Please write the listing below out again exactly, leaving every picture behind.

■ Dataset entries:
■ ■ ■ ■ ■
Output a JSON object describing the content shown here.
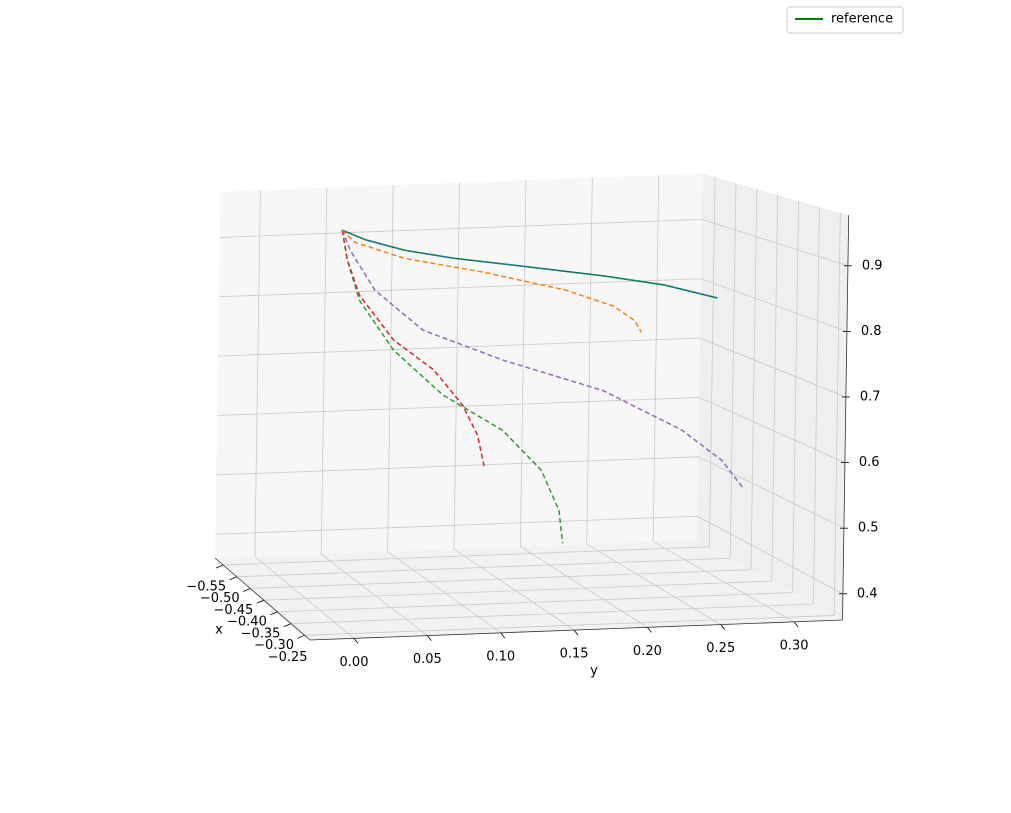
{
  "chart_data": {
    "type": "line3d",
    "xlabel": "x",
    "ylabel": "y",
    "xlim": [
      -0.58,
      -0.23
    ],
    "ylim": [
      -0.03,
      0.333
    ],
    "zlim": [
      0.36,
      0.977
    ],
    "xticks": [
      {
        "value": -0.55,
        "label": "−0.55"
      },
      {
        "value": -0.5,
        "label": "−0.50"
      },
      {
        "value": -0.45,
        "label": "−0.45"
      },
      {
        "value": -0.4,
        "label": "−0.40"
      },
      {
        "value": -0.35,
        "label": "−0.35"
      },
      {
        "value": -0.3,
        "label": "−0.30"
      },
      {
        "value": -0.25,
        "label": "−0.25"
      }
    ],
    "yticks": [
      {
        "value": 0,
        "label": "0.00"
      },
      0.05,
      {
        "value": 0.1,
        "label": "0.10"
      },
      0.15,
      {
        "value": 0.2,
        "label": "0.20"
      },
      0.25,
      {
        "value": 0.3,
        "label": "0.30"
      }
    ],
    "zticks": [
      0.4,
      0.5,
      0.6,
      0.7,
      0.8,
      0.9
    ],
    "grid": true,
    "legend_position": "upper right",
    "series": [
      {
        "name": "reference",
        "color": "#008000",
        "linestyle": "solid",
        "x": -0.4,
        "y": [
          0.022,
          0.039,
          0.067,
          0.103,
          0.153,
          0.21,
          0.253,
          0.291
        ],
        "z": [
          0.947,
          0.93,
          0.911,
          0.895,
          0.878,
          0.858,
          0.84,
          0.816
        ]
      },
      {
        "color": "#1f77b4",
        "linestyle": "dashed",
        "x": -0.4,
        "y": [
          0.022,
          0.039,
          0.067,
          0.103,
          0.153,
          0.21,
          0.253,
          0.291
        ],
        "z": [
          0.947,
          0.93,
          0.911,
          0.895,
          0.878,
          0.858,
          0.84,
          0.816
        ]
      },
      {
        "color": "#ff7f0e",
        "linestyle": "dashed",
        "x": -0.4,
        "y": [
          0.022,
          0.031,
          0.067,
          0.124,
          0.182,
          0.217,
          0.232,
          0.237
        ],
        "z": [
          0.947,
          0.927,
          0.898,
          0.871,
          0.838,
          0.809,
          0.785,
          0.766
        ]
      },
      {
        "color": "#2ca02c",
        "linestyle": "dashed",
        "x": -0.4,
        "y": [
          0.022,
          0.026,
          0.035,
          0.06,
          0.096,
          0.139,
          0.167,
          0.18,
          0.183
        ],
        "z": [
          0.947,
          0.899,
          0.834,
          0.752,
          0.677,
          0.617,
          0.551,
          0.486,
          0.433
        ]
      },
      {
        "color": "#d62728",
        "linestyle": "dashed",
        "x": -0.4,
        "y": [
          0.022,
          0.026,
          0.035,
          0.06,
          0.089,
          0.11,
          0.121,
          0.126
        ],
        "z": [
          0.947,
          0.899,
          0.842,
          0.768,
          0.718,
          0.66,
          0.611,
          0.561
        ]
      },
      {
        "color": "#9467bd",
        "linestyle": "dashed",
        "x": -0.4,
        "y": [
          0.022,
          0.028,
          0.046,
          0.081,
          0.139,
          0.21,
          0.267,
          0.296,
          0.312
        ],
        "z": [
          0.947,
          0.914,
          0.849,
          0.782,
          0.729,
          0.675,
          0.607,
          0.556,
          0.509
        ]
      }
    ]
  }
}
■ ■ ■ ■ ■
■ PROBLEM SOLUTION:
Output a JSON object describing the content shown here.
{
  "chart_data": {
    "type": "line3d",
    "xlabel": "x",
    "ylabel": "y",
    "xlim": [
      -0.58,
      -0.23
    ],
    "ylim": [
      -0.03,
      0.333
    ],
    "zlim": [
      0.36,
      0.977
    ],
    "xticks": [
      {
        "value": -0.55,
        "label": "−0.55"
      },
      {
        "value": -0.5,
        "label": "−0.50"
      },
      {
        "value": -0.45,
        "label": "−0.45"
      },
      {
        "value": -0.4,
        "label": "−0.40"
      },
      {
        "value": -0.35,
        "label": "−0.35"
      },
      {
        "value": -0.3,
        "label": "−0.30"
      },
      {
        "value": -0.25,
        "label": "−0.25"
      }
    ],
    "yticks": [
      {
        "value": 0,
        "label": "0.00"
      },
      0.05,
      {
        "value": 0.1,
        "label": "0.10"
      },
      0.15,
      {
        "value": 0.2,
        "label": "0.20"
      },
      0.25,
      {
        "value": 0.3,
        "label": "0.30"
      }
    ],
    "zticks": [
      0.4,
      0.5,
      0.6,
      0.7,
      0.8,
      0.9
    ],
    "grid": true,
    "legend_position": "upper right",
    "series": [
      {
        "name": "reference",
        "color": "#008000",
        "linestyle": "solid",
        "x": -0.4,
        "y": [
          0.022,
          0.039,
          0.067,
          0.103,
          0.153,
          0.21,
          0.253,
          0.291
        ],
        "z": [
          0.947,
          0.93,
          0.911,
          0.895,
          0.878,
          0.858,
          0.84,
          0.816
        ]
      },
      {
        "color": "#1f77b4",
        "linestyle": "dashed",
        "x": -0.4,
        "y": [
          0.022,
          0.039,
          0.067,
          0.103,
          0.153,
          0.21,
          0.253,
          0.291
        ],
        "z": [
          0.947,
          0.93,
          0.911,
          0.895,
          0.878,
          0.858,
          0.84,
          0.816
        ]
      },
      {
        "color": "#ff7f0e",
        "linestyle": "dashed",
        "x": -0.4,
        "y": [
          0.022,
          0.031,
          0.067,
          0.124,
          0.182,
          0.217,
          0.232,
          0.237
        ],
        "z": [
          0.947,
          0.927,
          0.898,
          0.871,
          0.838,
          0.809,
          0.785,
          0.766
        ]
      },
      {
        "color": "#2ca02c",
        "linestyle": "dashed",
        "x": -0.4,
        "y": [
          0.022,
          0.026,
          0.035,
          0.06,
          0.096,
          0.139,
          0.167,
          0.18,
          0.183
        ],
        "z": [
          0.947,
          0.899,
          0.834,
          0.752,
          0.677,
          0.617,
          0.551,
          0.486,
          0.433
        ]
      },
      {
        "color": "#d62728",
        "linestyle": "dashed",
        "x": -0.4,
        "y": [
          0.022,
          0.026,
          0.035,
          0.06,
          0.089,
          0.11,
          0.121,
          0.126
        ],
        "z": [
          0.947,
          0.899,
          0.842,
          0.768,
          0.718,
          0.66,
          0.611,
          0.561
        ]
      },
      {
        "color": "#9467bd",
        "linestyle": "dashed",
        "x": -0.4,
        "y": [
          0.022,
          0.028,
          0.046,
          0.081,
          0.139,
          0.21,
          0.267,
          0.296,
          0.312
        ],
        "z": [
          0.947,
          0.914,
          0.849,
          0.782,
          0.729,
          0.675,
          0.607,
          0.556,
          0.509
        ]
      }
    ]
  }
}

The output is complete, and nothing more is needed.